▸ **JOB 1**: According to the tubing-process text, why was the starting tube processed through the listed steps? Answer in one to three sentences.
▸ **JOB 2**: Return the part of the tubing-process text from the words "2. The tube" up to and including the words "3. The tube is degreased, alkaline and steam cleaned.", copied without any changes.

▸ **READING TEXT**:
I have produced tubing from Ti-15V-3Cr-3Sn-3Al alloy. I began with a tube having an outside diameter of 3.40 inches with a wall thickness of 0.60 inches and a length of 7.1 feet. The tube was processed according to the following steps to produce tubing having an outside diameter of 0.375 inches, wall thickness of 0.028 inches, and final length of 887.1 feet.
1. The tube is steam cleaned.
2. The tube is pilgered to an outside diameter of 2.375, wall thickness of 0.330 and a length of 17.5 feet.
3. The tube is degreased, alkaline and steam cleaned.
4. The tube is annealed for 15 minutes at 1500 F. in an air atmosphere, then cooled.
5. The tube is descaled, pickled and straightened.
The tube is steam cleaned.
7. The tube is pilgered to an outside diameter of 1.50, wall thickness of 0.198, and a length of 44.3 feet.
8. The tube is degreased, alkaline and steam cleaned.
9. The tube is annealed for 10 minutes at 1500 F. in an air atmosphere, then cooled.
10. The tube is descaled, pickled and straightened.
11. The tube is steam cleaned.

▸ **DATA PROVIDED**:
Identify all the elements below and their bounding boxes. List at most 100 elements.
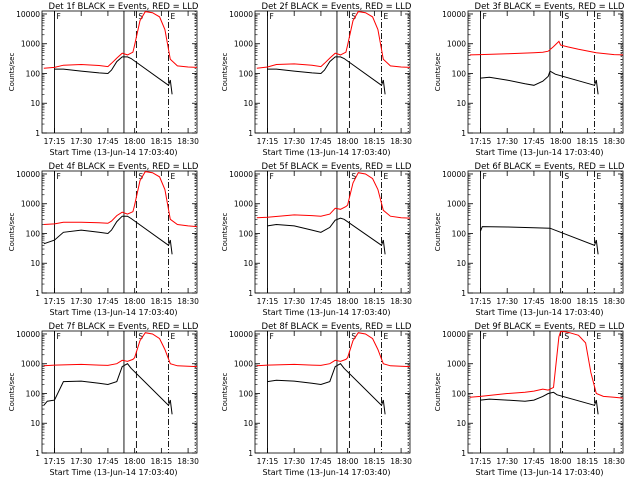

▸ **RESULT 1**: The starting tube measured 3.40 inches in outside diameter, with a 0.60-inch wall and a length of 7.1 feet. It was processed through the listed steps to produce Ti-15V-3Cr-3Sn-3Al tubing with an outside diameter of 0.375 inches, a wall thickness of 0.028 inches, and a final length of 887.1 feet.

▸ **RESULT 2**:
2. The tube is pilgered to an outside diameter of 2.375, wall thickness of 0.330 and a length of 17.5 feet.
3. The tube is degreased, alkaline and steam cleaned.